## Information supplied
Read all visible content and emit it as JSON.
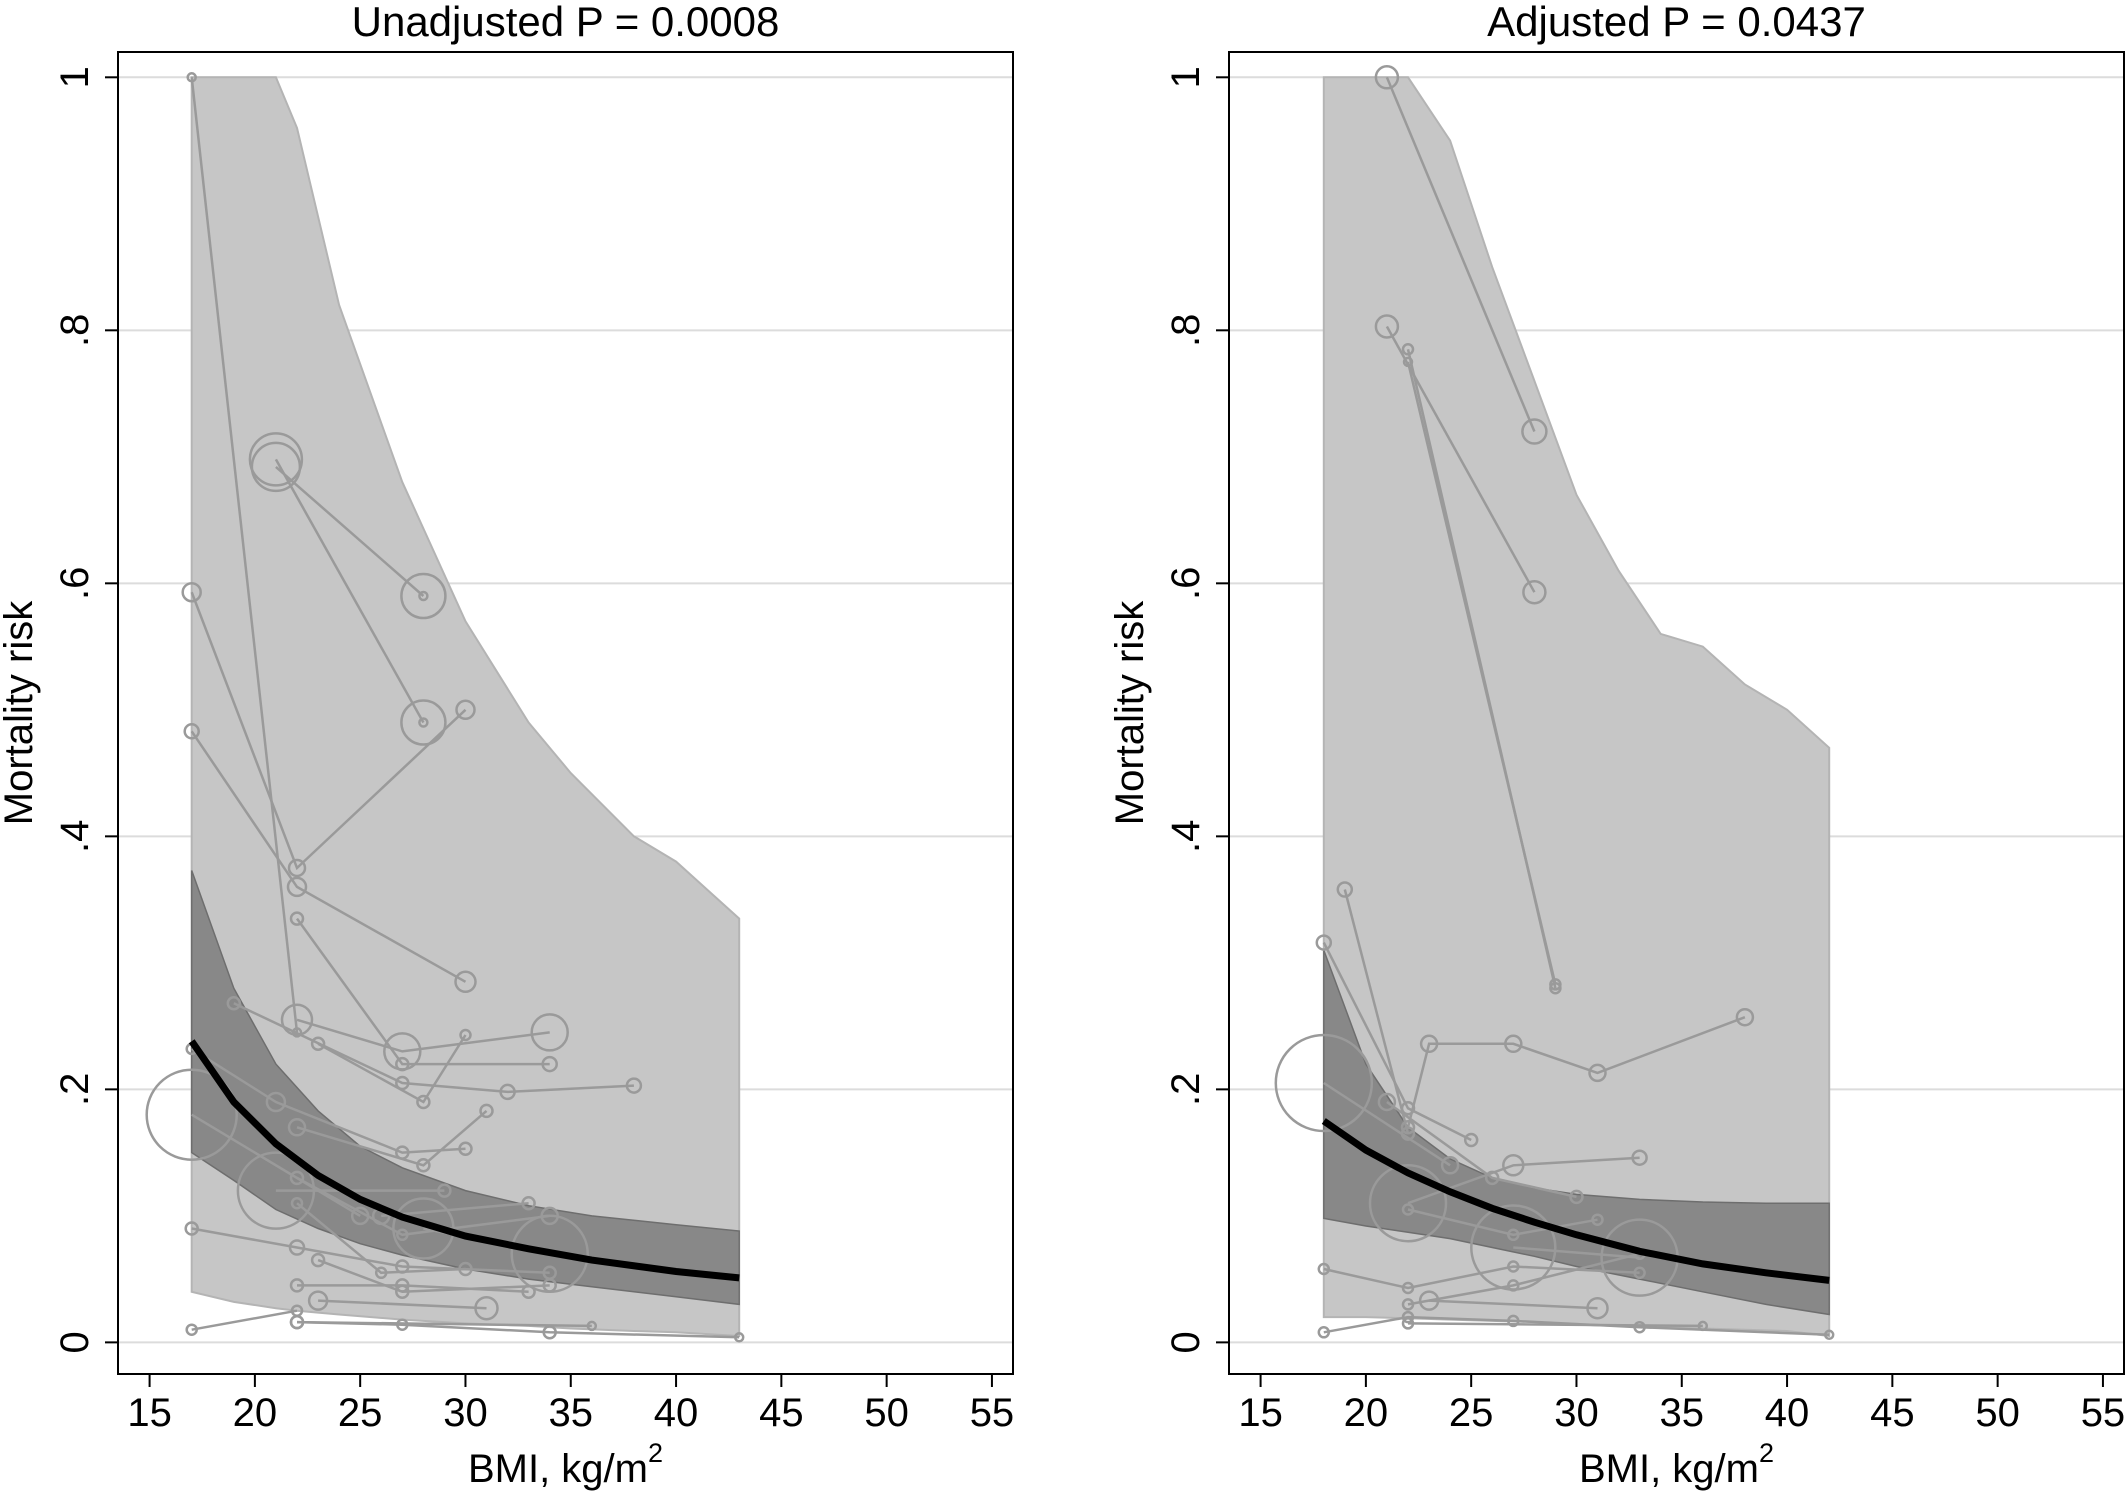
{
  "chart_data": [
    {
      "type": "line",
      "title": "Unadjusted P = 0.0008",
      "xlabel": "BMI, kg/m",
      "xlabel_superscript": "2",
      "ylabel": "Mortality risk",
      "xlim": [
        13.5,
        56
      ],
      "ylim": [
        -0.025,
        1.02
      ],
      "x_ticks": [
        15,
        20,
        25,
        30,
        35,
        40,
        45,
        50,
        55
      ],
      "x_tick_labels": [
        "15",
        "20",
        "25",
        "30",
        "35",
        "40",
        "45",
        "50",
        "55"
      ],
      "y_ticks": [
        0,
        0.2,
        0.4,
        0.6,
        0.8,
        1
      ],
      "y_tick_labels": [
        "0",
        ".2",
        ".4",
        ".6",
        ".8",
        "1"
      ],
      "grid": "horizontal",
      "colors": {
        "prediction_band": "#c6c6c6",
        "confidence_band": "#888888",
        "fit": "#000000",
        "study_points": "#9a9a9a"
      },
      "prediction_band": {
        "x": [
          17,
          19,
          21,
          22,
          24,
          27,
          30,
          33,
          35,
          38,
          40,
          43
        ],
        "upper": [
          1,
          1,
          1,
          0.96,
          0.82,
          0.68,
          0.57,
          0.49,
          0.45,
          0.4,
          0.38,
          0.335
        ],
        "lower": [
          0.04,
          0.032,
          0.027,
          0.025,
          0.022,
          0.018,
          0.015,
          0.013,
          0.011,
          0.009,
          0.008,
          0.005
        ]
      },
      "confidence_band": {
        "x": [
          17,
          19,
          21,
          23,
          25,
          27,
          30,
          33,
          36,
          40,
          43
        ],
        "upper": [
          0.373,
          0.28,
          0.22,
          0.183,
          0.155,
          0.138,
          0.12,
          0.108,
          0.1,
          0.093,
          0.088
        ],
        "lower": [
          0.15,
          0.128,
          0.105,
          0.09,
          0.078,
          0.069,
          0.058,
          0.05,
          0.044,
          0.036,
          0.03
        ]
      },
      "fit": {
        "x": [
          17,
          19,
          21,
          23,
          25,
          27,
          30,
          33,
          36,
          40,
          43
        ],
        "y": [
          0.238,
          0.19,
          0.157,
          0.132,
          0.113,
          0.099,
          0.084,
          0.074,
          0.065,
          0.056,
          0.051
        ]
      },
      "studies": [
        {
          "points": [
            [
              17,
              1.0,
              4
            ],
            [
              22,
              0.245,
              4
            ]
          ]
        },
        {
          "points": [
            [
              21,
              0.698,
              26
            ],
            [
              28,
              0.49,
              4
            ]
          ]
        },
        {
          "points": [
            [
              21,
              0.692,
              24
            ],
            [
              28,
              0.59,
              4
            ]
          ]
        },
        {
          "points": [
            [
              28,
              0.59,
              22
            ]
          ]
        },
        {
          "points": [
            [
              17,
              0.593,
              9
            ],
            [
              22,
              0.375,
              8
            ],
            [
              30,
              0.5,
              9
            ]
          ]
        },
        {
          "points": [
            [
              17,
              0.483,
              7
            ],
            [
              22,
              0.36,
              9
            ],
            [
              30,
              0.285,
              10
            ]
          ]
        },
        {
          "points": [
            [
              28,
              0.49,
              22
            ]
          ]
        },
        {
          "points": [
            [
              22,
              0.335,
              6
            ],
            [
              27,
              0.22,
              6
            ],
            [
              34,
              0.22,
              7
            ]
          ]
        },
        {
          "points": [
            [
              22,
              0.255,
              15
            ],
            [
              27,
              0.23,
              18
            ],
            [
              34,
              0.245,
              18
            ]
          ]
        },
        {
          "points": [
            [
              19,
              0.268,
              6
            ],
            [
              27,
              0.205,
              6
            ],
            [
              32,
              0.198,
              7
            ],
            [
              38,
              0.203,
              7
            ]
          ]
        },
        {
          "points": [
            [
              23,
              0.236,
              6
            ],
            [
              28,
              0.19,
              6
            ],
            [
              30,
              0.243,
              5
            ]
          ]
        },
        {
          "points": [
            [
              17,
              0.232,
              5
            ],
            [
              21,
              0.19,
              9
            ],
            [
              27,
              0.15,
              6
            ],
            [
              30,
              0.153,
              6
            ]
          ]
        },
        {
          "points": [
            [
              17,
              0.18,
              45
            ],
            [
              25,
              0.1,
              8
            ]
          ]
        },
        {
          "points": [
            [
              21,
              0.12,
              38
            ],
            [
              29,
              0.12,
              6
            ]
          ]
        },
        {
          "points": [
            [
              22,
              0.17,
              8
            ],
            [
              28,
              0.14,
              6
            ],
            [
              31,
              0.183,
              6
            ]
          ]
        },
        {
          "points": [
            [
              26,
              0.1,
              8
            ],
            [
              33,
              0.11,
              6
            ]
          ]
        },
        {
          "points": [
            [
              22,
              0.13,
              6
            ],
            [
              27,
              0.085,
              5
            ],
            [
              34,
              0.1,
              8
            ]
          ]
        },
        {
          "points": [
            [
              28,
              0.09,
              30
            ],
            [
              34,
              0.07,
              38
            ]
          ]
        },
        {
          "points": [
            [
              17,
              0.09,
              6
            ],
            [
              22,
              0.075,
              7
            ],
            [
              27,
              0.06,
              6
            ],
            [
              34,
              0.055,
              6
            ]
          ]
        },
        {
          "points": [
            [
              22,
              0.11,
              5
            ],
            [
              26,
              0.055,
              5
            ],
            [
              30,
              0.058,
              6
            ]
          ]
        },
        {
          "points": [
            [
              23,
              0.065,
              6
            ],
            [
              27,
              0.04,
              6
            ],
            [
              34,
              0.045,
              6
            ]
          ]
        },
        {
          "points": [
            [
              22,
              0.045,
              6
            ],
            [
              27,
              0.045,
              6
            ],
            [
              33,
              0.04,
              6
            ]
          ]
        },
        {
          "points": [
            [
              23,
              0.033,
              9
            ],
            [
              31,
              0.027,
              11
            ]
          ]
        },
        {
          "points": [
            [
              17,
              0.01,
              5
            ],
            [
              22,
              0.025,
              5
            ]
          ]
        },
        {
          "points": [
            [
              22,
              0.016,
              6
            ],
            [
              27,
              0.014,
              5
            ],
            [
              34,
              0.008,
              6
            ],
            [
              43,
              0.004,
              4
            ]
          ]
        },
        {
          "points": [
            [
              22,
              0.016,
              6
            ],
            [
              36,
              0.013,
              4
            ]
          ]
        }
      ]
    },
    {
      "type": "line",
      "title": "Adjusted P = 0.0437",
      "xlabel": "BMI, kg/m",
      "xlabel_superscript": "2",
      "ylabel": "Mortality risk",
      "xlim": [
        13.5,
        56
      ],
      "ylim": [
        -0.025,
        1.02
      ],
      "x_ticks": [
        15,
        20,
        25,
        30,
        35,
        40,
        45,
        50,
        55
      ],
      "x_tick_labels": [
        "15",
        "20",
        "25",
        "30",
        "35",
        "40",
        "45",
        "50",
        "55"
      ],
      "y_ticks": [
        0,
        0.2,
        0.4,
        0.6,
        0.8,
        1
      ],
      "y_tick_labels": [
        "0",
        ".2",
        ".4",
        ".6",
        ".8",
        "1"
      ],
      "grid": "horizontal",
      "colors": {
        "prediction_band": "#c6c6c6",
        "confidence_band": "#888888",
        "fit": "#000000",
        "study_points": "#9a9a9a"
      },
      "prediction_band": {
        "x": [
          18,
          20,
          22,
          24,
          26,
          28,
          30,
          32,
          34,
          36,
          38,
          40,
          42
        ],
        "upper": [
          1,
          1,
          1,
          0.95,
          0.85,
          0.76,
          0.67,
          0.61,
          0.56,
          0.55,
          0.52,
          0.5,
          0.47
        ],
        "lower": [
          0.02,
          0.02,
          0.019,
          0.018,
          0.017,
          0.016,
          0.014,
          0.013,
          0.012,
          0.011,
          0.01,
          0.009,
          0.005
        ]
      },
      "confidence_band": {
        "x": [
          18,
          20,
          22,
          24,
          26,
          28,
          30,
          33,
          36,
          39,
          42
        ],
        "upper": [
          0.31,
          0.22,
          0.17,
          0.145,
          0.13,
          0.122,
          0.117,
          0.113,
          0.111,
          0.11,
          0.11
        ],
        "lower": [
          0.098,
          0.092,
          0.087,
          0.082,
          0.075,
          0.068,
          0.06,
          0.05,
          0.04,
          0.03,
          0.022
        ]
      },
      "fit": {
        "x": [
          18,
          20,
          22,
          24,
          26,
          28,
          30,
          33,
          36,
          39,
          42
        ],
        "y": [
          0.175,
          0.152,
          0.134,
          0.119,
          0.106,
          0.095,
          0.085,
          0.072,
          0.062,
          0.055,
          0.049
        ]
      },
      "studies": [
        {
          "points": [
            [
              21,
              1.0,
              11
            ],
            [
              28,
              0.72,
              12
            ]
          ]
        },
        {
          "points": [
            [
              21,
              0.803,
              11
            ],
            [
              28,
              0.593,
              11
            ]
          ]
        },
        {
          "points": [
            [
              22,
              0.785,
              5
            ],
            [
              29,
              0.28,
              5
            ]
          ]
        },
        {
          "points": [
            [
              22,
              0.775,
              4
            ],
            [
              29,
              0.283,
              5
            ]
          ]
        },
        {
          "points": [
            [
              18,
              0.316,
              7
            ],
            [
              22,
              0.185,
              6
            ],
            [
              25,
              0.16,
              6
            ]
          ]
        },
        {
          "points": [
            [
              19,
              0.358,
              7
            ],
            [
              22,
              0.165,
              6
            ]
          ]
        },
        {
          "points": [
            [
              22,
              0.17,
              6
            ],
            [
              23,
              0.236,
              8
            ],
            [
              27,
              0.236,
              8
            ],
            [
              31,
              0.213,
              8
            ],
            [
              38,
              0.257,
              8
            ]
          ]
        },
        {
          "points": [
            [
              18,
              0.205,
              48
            ],
            [
              24,
              0.14,
              8
            ]
          ]
        },
        {
          "points": [
            [
              21,
              0.19,
              8
            ],
            [
              26,
              0.13,
              6
            ],
            [
              30,
              0.115,
              6
            ]
          ]
        },
        {
          "points": [
            [
              22,
              0.11,
              38
            ],
            [
              27,
              0.14,
              10
            ],
            [
              33,
              0.146,
              7
            ]
          ]
        },
        {
          "points": [
            [
              22,
              0.105,
              5
            ],
            [
              27,
              0.085,
              5
            ],
            [
              31,
              0.097,
              5
            ]
          ]
        },
        {
          "points": [
            [
              27,
              0.075,
              42
            ],
            [
              33,
              0.067,
              38
            ]
          ]
        },
        {
          "points": [
            [
              18,
              0.058,
              5
            ],
            [
              22,
              0.043,
              5
            ],
            [
              27,
              0.06,
              5
            ],
            [
              33,
              0.055,
              5
            ]
          ]
        },
        {
          "points": [
            [
              22,
              0.03,
              5
            ],
            [
              27,
              0.045,
              5
            ],
            [
              33,
              0.07,
              5
            ]
          ]
        },
        {
          "points": [
            [
              23,
              0.033,
              9
            ],
            [
              31,
              0.027,
              10
            ]
          ]
        },
        {
          "points": [
            [
              18,
              0.008,
              5
            ],
            [
              22,
              0.02,
              5
            ],
            [
              27,
              0.017,
              5
            ],
            [
              33,
              0.012,
              5
            ],
            [
              42,
              0.006,
              4
            ]
          ]
        },
        {
          "points": [
            [
              22,
              0.015,
              5
            ],
            [
              36,
              0.013,
              4
            ]
          ]
        }
      ]
    }
  ]
}
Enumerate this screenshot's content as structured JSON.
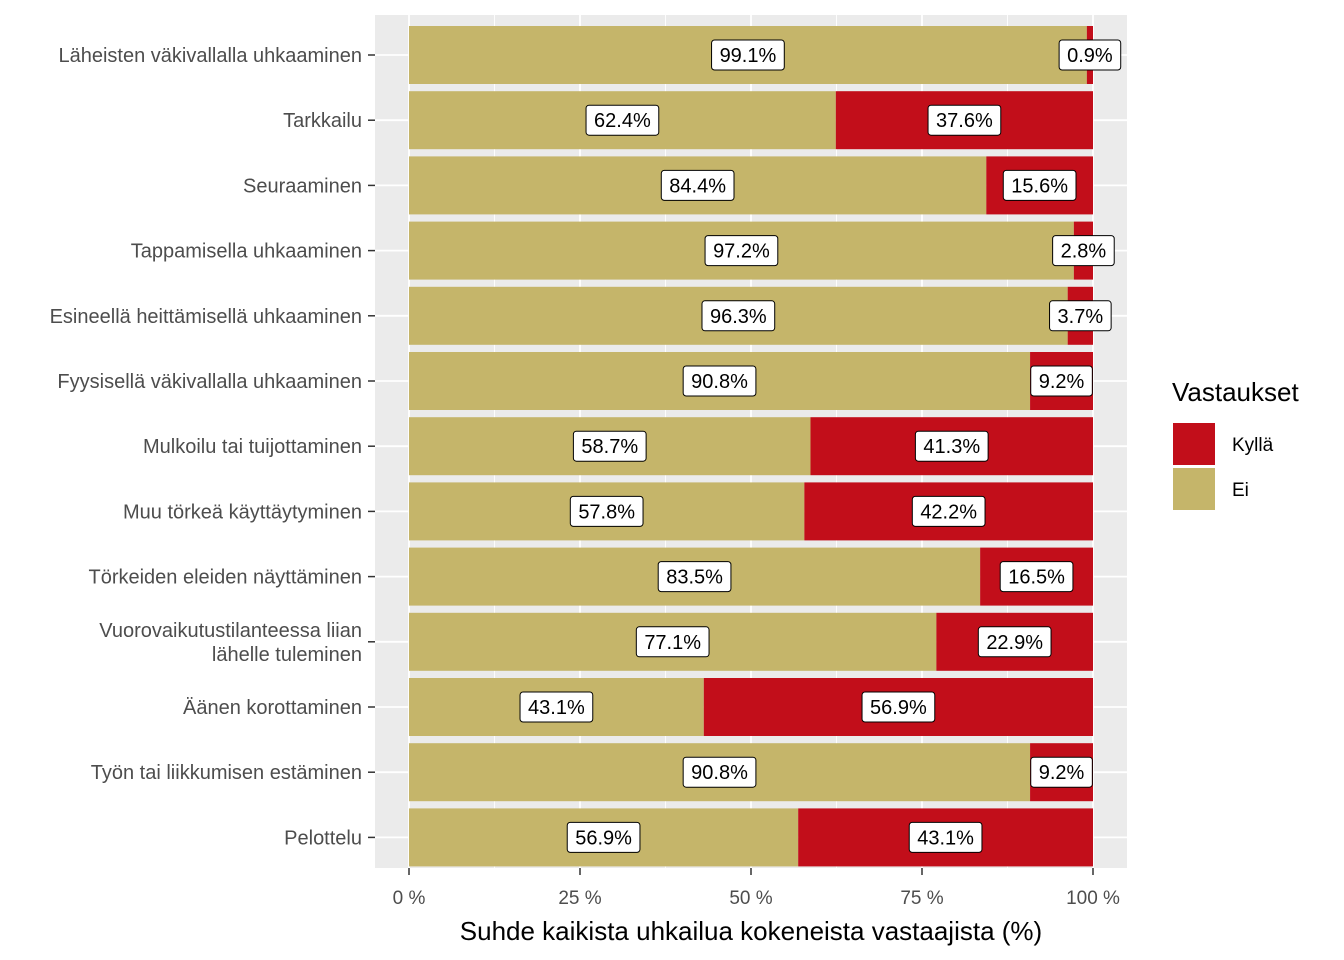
{
  "chart_data": {
    "type": "bar",
    "orientation": "horizontal",
    "stacked": true,
    "percent_stacked": true,
    "categories": [
      "Läheisten väkivallalla uhkaaminen",
      "Tarkkailu",
      "Seuraaminen",
      "Tappamisella uhkaaminen",
      "Esineellä heittämisellä uhkaaminen",
      "Fyysisellä väkivallalla uhkaaminen",
      "Mulkoilu tai tuijottaminen",
      "Muu törkeä käyttäytyminen",
      "Törkeiden eleiden näyttäminen",
      "Vuorovaikutustilanteessa liian\nlähelle tuleminen",
      "Äänen korottaminen",
      "Työn tai liikkumisen estäminen",
      "Pelottelu"
    ],
    "series": [
      {
        "name": "Ei",
        "color": "#C5B56A",
        "values": [
          99.1,
          62.4,
          84.4,
          97.2,
          96.3,
          90.8,
          58.7,
          57.8,
          83.5,
          77.1,
          43.1,
          90.8,
          56.9
        ],
        "labels": [
          "99.1%",
          "62.4%",
          "84.4%",
          "97.2%",
          "96.3%",
          "90.8%",
          "58.7%",
          "57.8%",
          "83.5%",
          "77.1%",
          "43.1%",
          "90.8%",
          "56.9%"
        ]
      },
      {
        "name": "Kyllä",
        "color": "#C20E1A",
        "values": [
          0.9,
          37.6,
          15.6,
          2.8,
          3.7,
          9.2,
          41.3,
          42.2,
          16.5,
          22.9,
          56.9,
          9.2,
          43.1
        ],
        "labels": [
          "0.9%",
          "37.6%",
          "15.6%",
          "2.8%",
          "3.7%",
          "9.2%",
          "41.3%",
          "42.2%",
          "16.5%",
          "22.9%",
          "56.9%",
          "9.2%",
          "43.1%"
        ]
      }
    ],
    "xlabel": "Suhde kaikista uhkailua kokeneista vastaajista (%)",
    "ylabel": "",
    "xlim": [
      0,
      100
    ],
    "x_ticks": [
      0,
      25,
      50,
      75,
      100
    ],
    "x_tick_labels": [
      "0 %",
      "25 %",
      "50 %",
      "75 %",
      "100 %"
    ],
    "grid": true,
    "panel_background": "#EBEBEB",
    "legend": {
      "title": "Vastaukset",
      "position": "right",
      "entries": [
        {
          "name": "Kyllä",
          "color": "#C20E1A"
        },
        {
          "name": "Ei",
          "color": "#C5B56A"
        }
      ]
    }
  }
}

## Work to be completed
Only lines with the word "name" are wanted, so copy each one from the records.

## Output for this exercise
        "name": "Ei",
        "name": "Kyllä",
          "name": "Kyllä",
          "name": "Ei",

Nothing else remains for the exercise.